# Data provided start
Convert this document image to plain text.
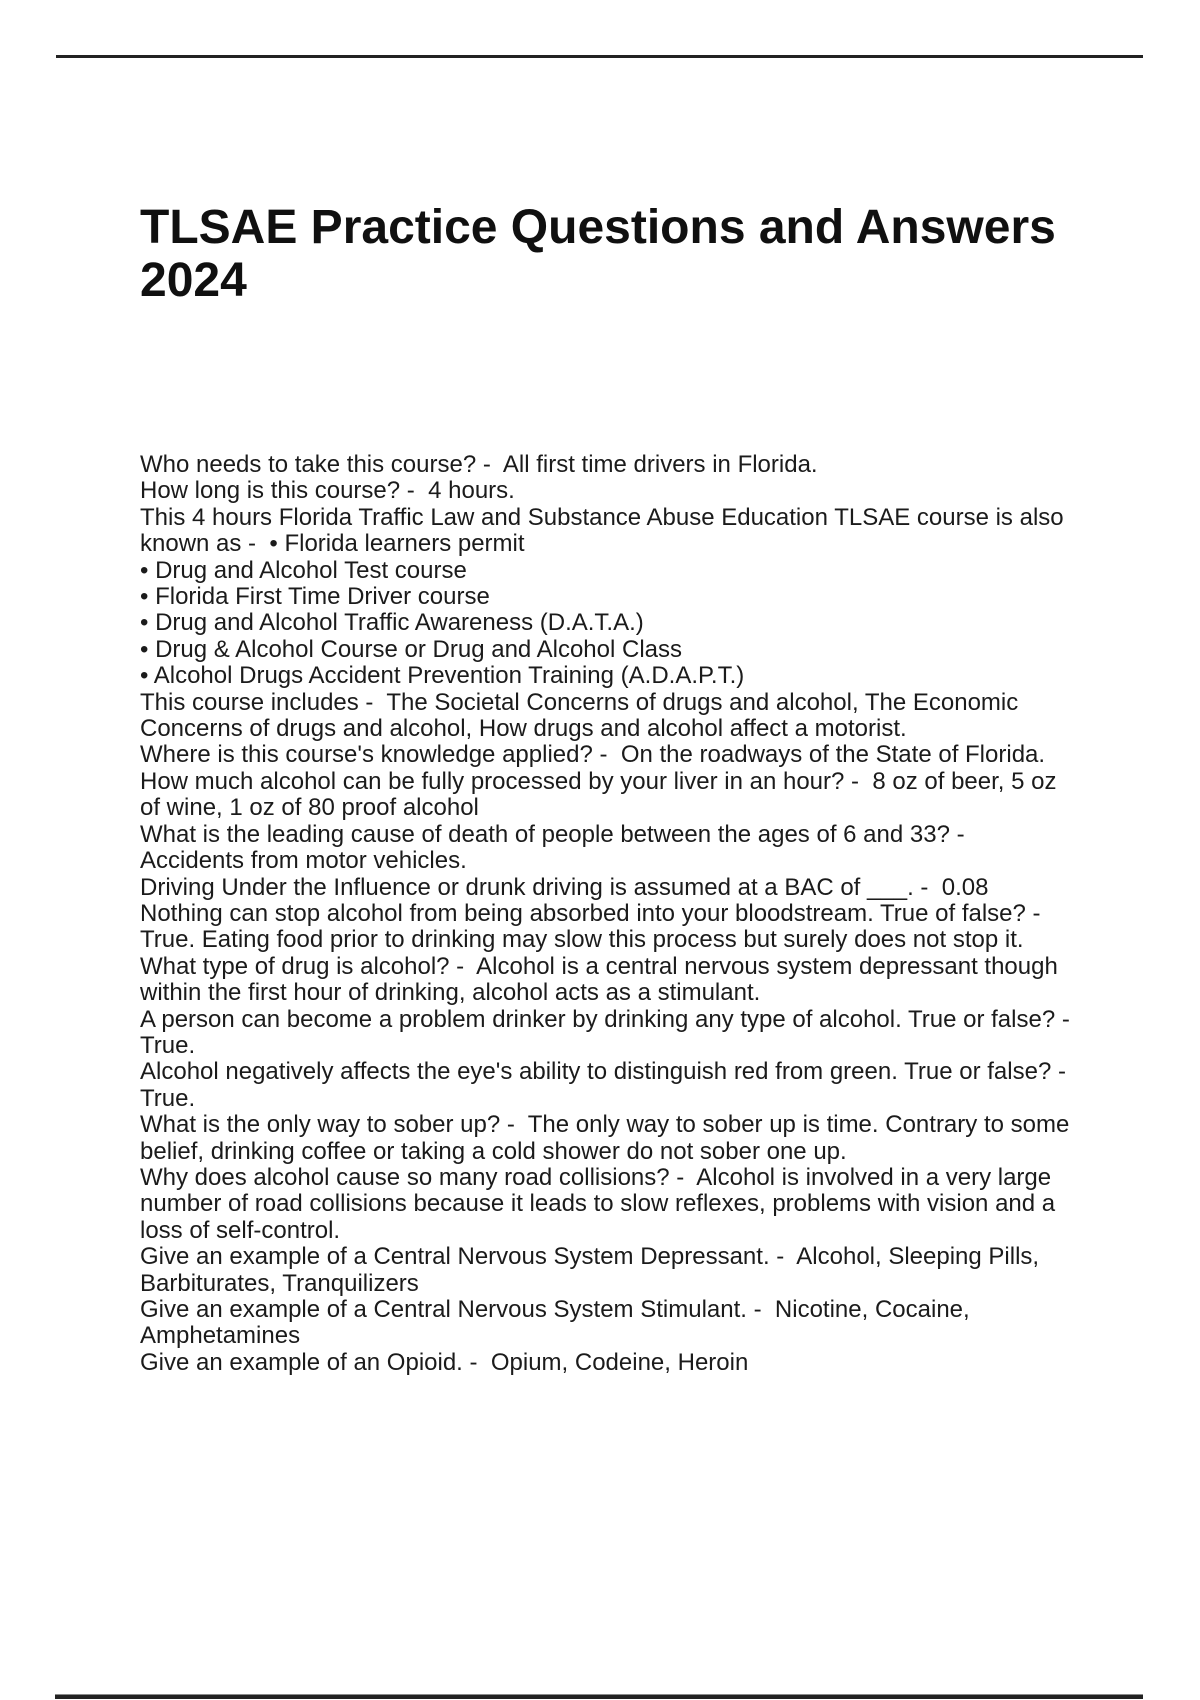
TLSAE Practice Questions and Answers
2024
Who needs to take this course? -  All first time drivers in Florida.
How long is this course? -  4 hours.
This 4 hours Florida Traffic Law and Substance Abuse Education TLSAE course is also
known as -  • Florida learners permit
• Drug and Alcohol Test course
• Florida First Time Driver course
• Drug and Alcohol Traffic Awareness (D.A.T.A.)
• Drug & Alcohol Course or Drug and Alcohol Class
• Alcohol Drugs Accident Prevention Training (A.D.A.P.T.)
This course includes -  The Societal Concerns of drugs and alcohol, The Economic
Concerns of drugs and alcohol, How drugs and alcohol affect a motorist.
Where is this course's knowledge applied? -  On the roadways of the State of Florida.
How much alcohol can be fully processed by your liver in an hour? -  8 oz of beer, 5 oz
of wine, 1 oz of 80 proof alcohol
What is the leading cause of death of people between the ages of 6 and 33? -
Accidents from motor vehicles.
Driving Under the Influence or drunk driving is assumed at a BAC of ___. -  0.08
Nothing can stop alcohol from being absorbed into your bloodstream. True of false? -
True. Eating food prior to drinking may slow this process but surely does not stop it.
What type of drug is alcohol? -  Alcohol is a central nervous system depressant though
within the first hour of drinking, alcohol acts as a stimulant.
A person can become a problem drinker by drinking any type of alcohol. True or false? -
True.
Alcohol negatively affects the eye's ability to distinguish red from green. True or false? -
True.
What is the only way to sober up? -  The only way to sober up is time. Contrary to some
belief, drinking coffee or taking a cold shower do not sober one up.
Why does alcohol cause so many road collisions? -  Alcohol is involved in a very large
number of road collisions because it leads to slow reflexes, problems with vision and a
loss of self-control.
Give an example of a Central Nervous System Depressant. -  Alcohol, Sleeping Pills,
Barbiturates, Tranquilizers
Give an example of a Central Nervous System Stimulant. -  Nicotine, Cocaine,
Amphetamines
Give an example of an Opioid. -  Opium, Codeine, Heroin
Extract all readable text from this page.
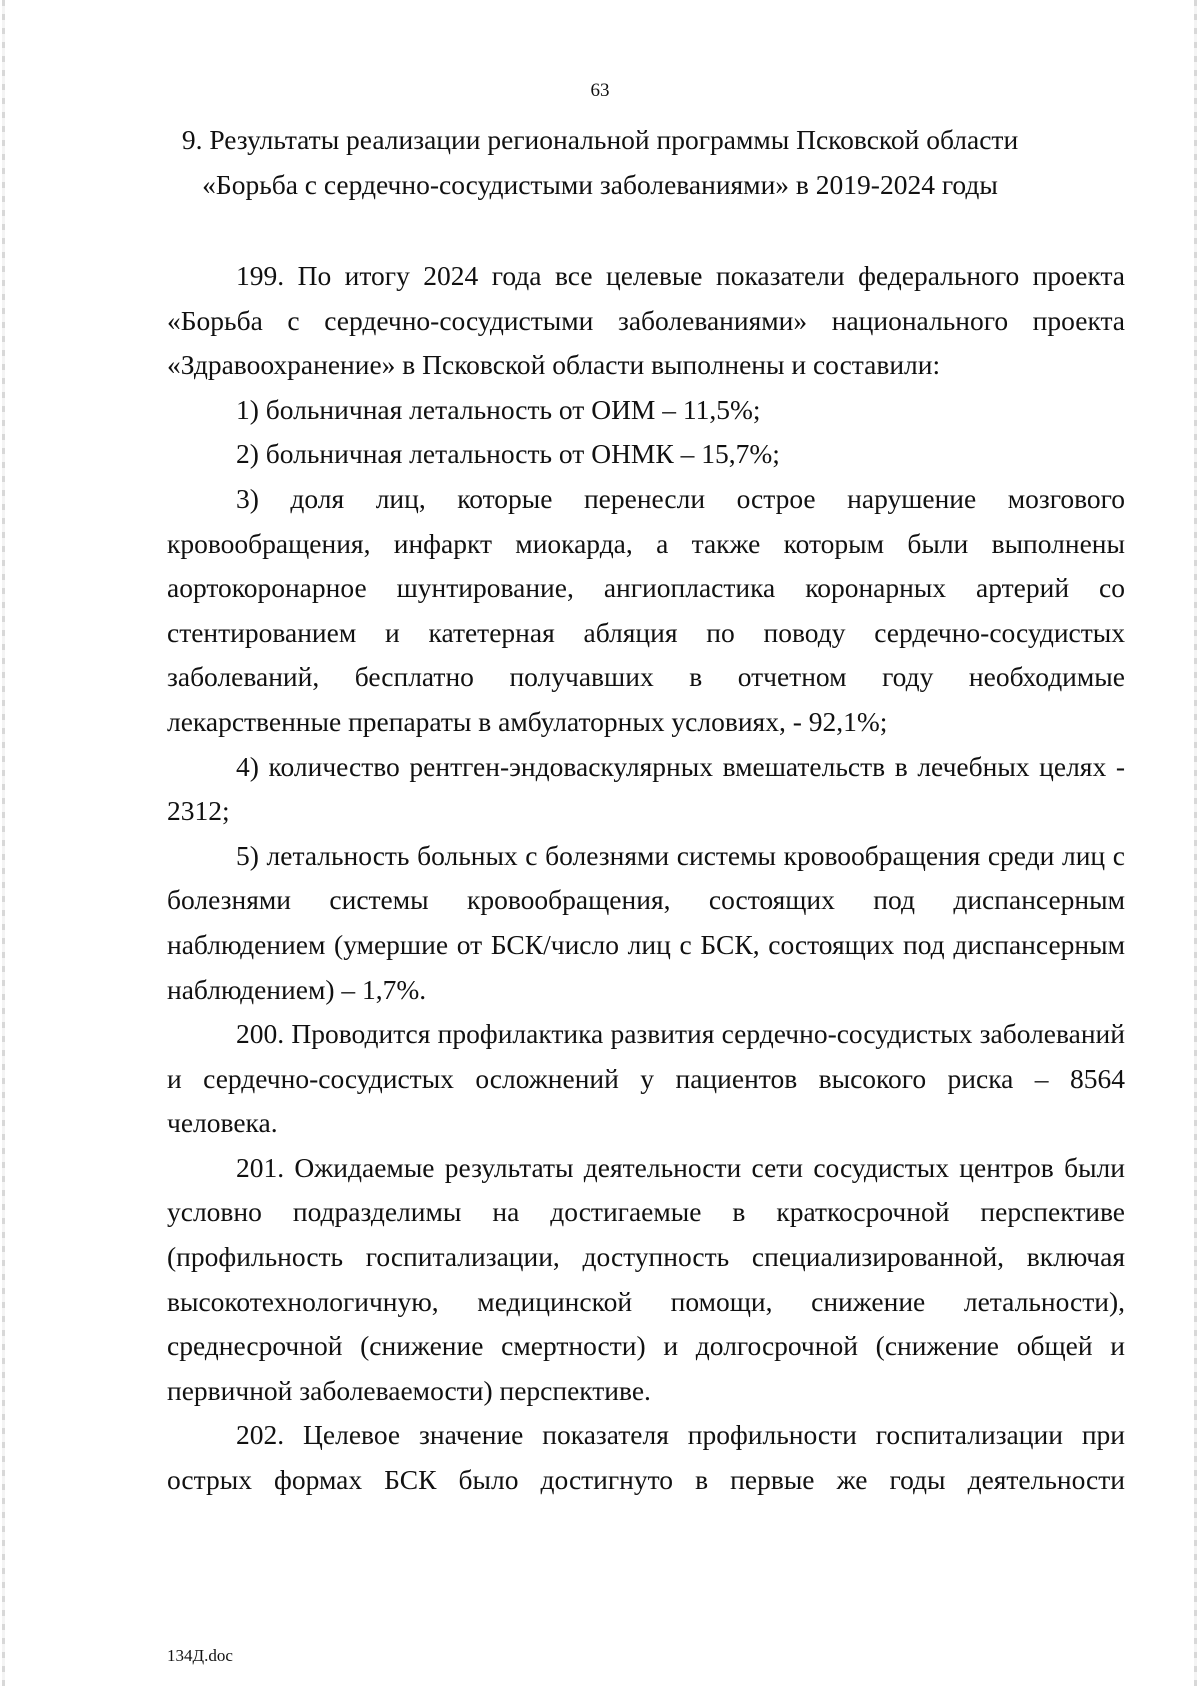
63
9. Результаты реализации региональной программы Псковской области
«Борьба с сердечно-сосудистыми заболеваниями» в 2019-2024 годы

199. По итогу 2024 года все целевые показатели федерального проекта «Борьба с сердечно-сосудистыми заболеваниями» национального проекта «Здравоохранение» в Псковской области выполнены и составили:

1) больничная летальность от ОИМ – 11,5%;

2) больничная летальность от ОНМК – 15,7%;

3) доля лиц, которые перенесли острое нарушение мозгового кровообращения, инфаркт миокарда, а также которым были выполнены аортокоронарное шунтирование, ангиопластика коронарных артерий со стентированием и катетерная абляция по поводу сердечно-сосудистых заболеваний, бесплатно получавших в отчетном году необходимые лекарственные препараты в амбулаторных условиях, - 92,1%;

4) количество рентген-эндоваскулярных вмешательств в лечебных целях - 2312;

5) летальность больных с болезнями системы кровообращения среди лиц с болезнями системы кровообращения, состоящих под диспансерным наблюдением (умершие от БСК/число лиц с БСК, состоящих под диспансерным наблюдением) – 1,7%.

200. Проводится профилактика развития сердечно-сосудистых заболеваний и сердечно-сосудистых осложнений у пациентов высокого риска – 8564 человека.

201. Ожидаемые результаты деятельности сети сосудистых центров были условно подразделимы на достигаемые в краткосрочной перспективе (профильность госпитализации, доступность специализированной, включая высокотехнологичную, медицинской помощи, снижение летальности), среднесрочной (снижение смертности) и долгосрочной (снижение общей и первичной заболеваемости) перспективе.

202. Целевое значение показателя профильности госпитализации при острых формах БСК было достигнуто в первые же годы деятельности

134Д.doc
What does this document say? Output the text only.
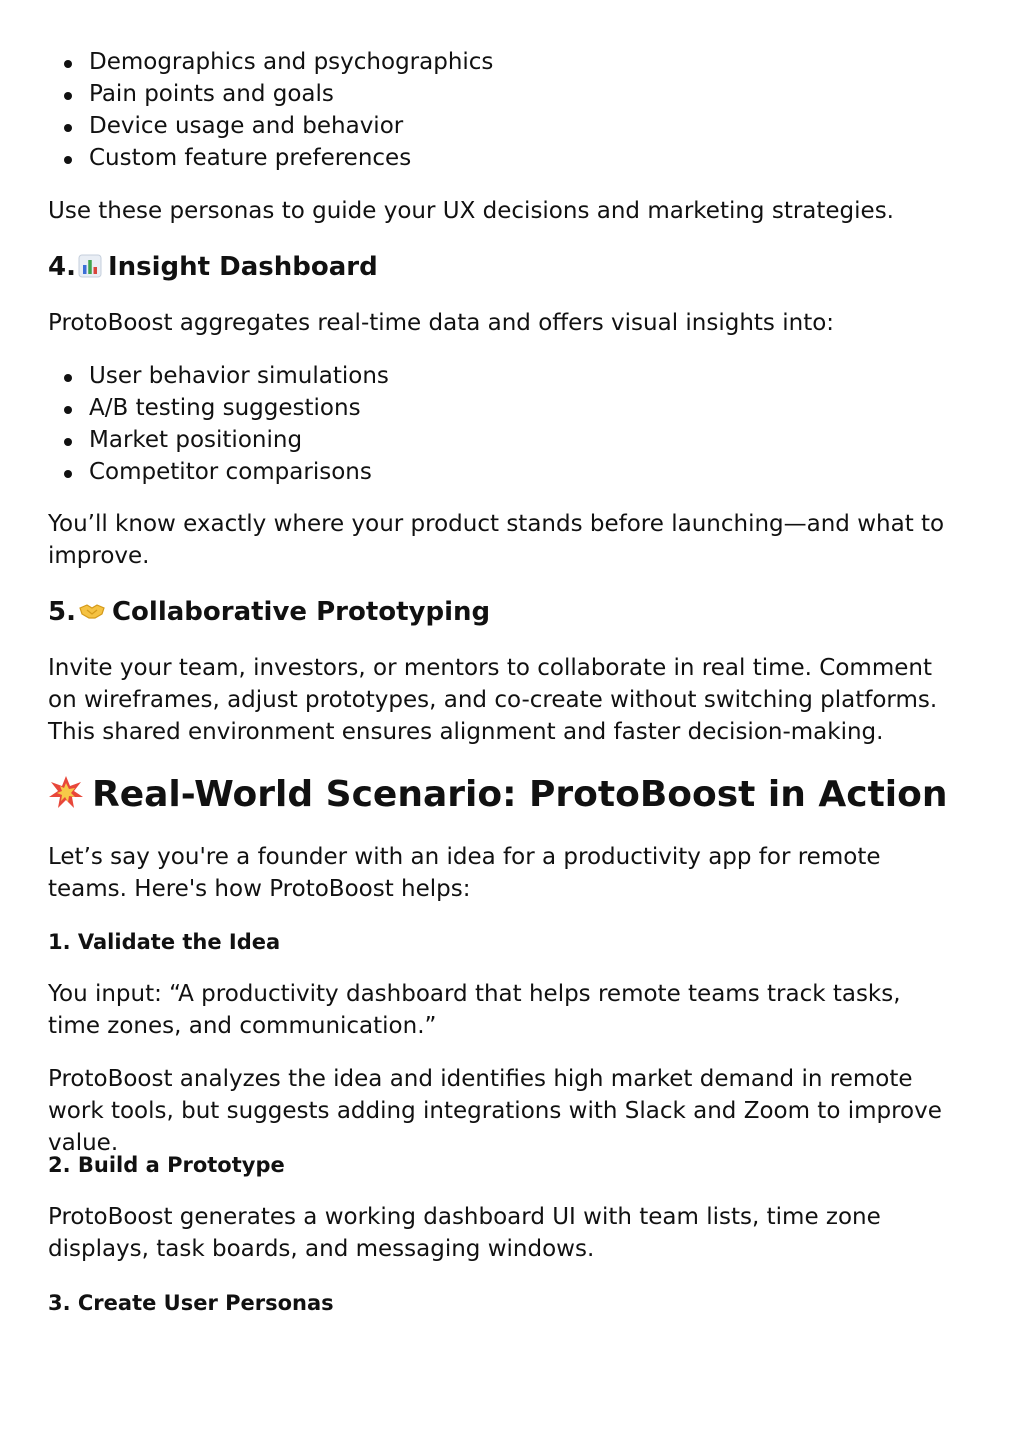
Demographics and psychographics
Pain points and goals
Device usage and behavior
Custom feature preferences

Use these personas to guide your UX decisions and marketing strategies.

4. Insight Dashboard

ProtoBoost aggregates real-time data and offers visual insights into:

User behavior simulations
A/B testing suggestions
Market positioning
Competitor comparisons

You’ll know exactly where your product stands before launching—and what to improve.

5. Collaborative Prototyping

Invite your team, investors, or mentors to collaborate in real time. Comment on wireframes, adjust prototypes, and co-create without switching platforms. This shared environment ensures alignment and faster decision-making.

Real-World Scenario: ProtoBoost in Action

Let’s say you're a founder with an idea for a productivity app for remote teams. Here's how ProtoBoost helps:

1. Validate the Idea

You input: “A productivity dashboard that helps remote teams track tasks, time zones, and communication.”

ProtoBoost analyzes the idea and identifies high market demand in remote work tools, but suggests adding integrations with Slack and Zoom to improve value.

2. Build a Prototype

ProtoBoost generates a working dashboard UI with team lists, time zone displays, task boards, and messaging windows.

3. Create User Personas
# Data provided end
**Exercise prompt**
Return every line above that contains the word "hours".

**Answer below**
How long is this course? -  4 hours.
This 4 hours Florida Traffic Law and Substance Abuse Education TLSAE course is also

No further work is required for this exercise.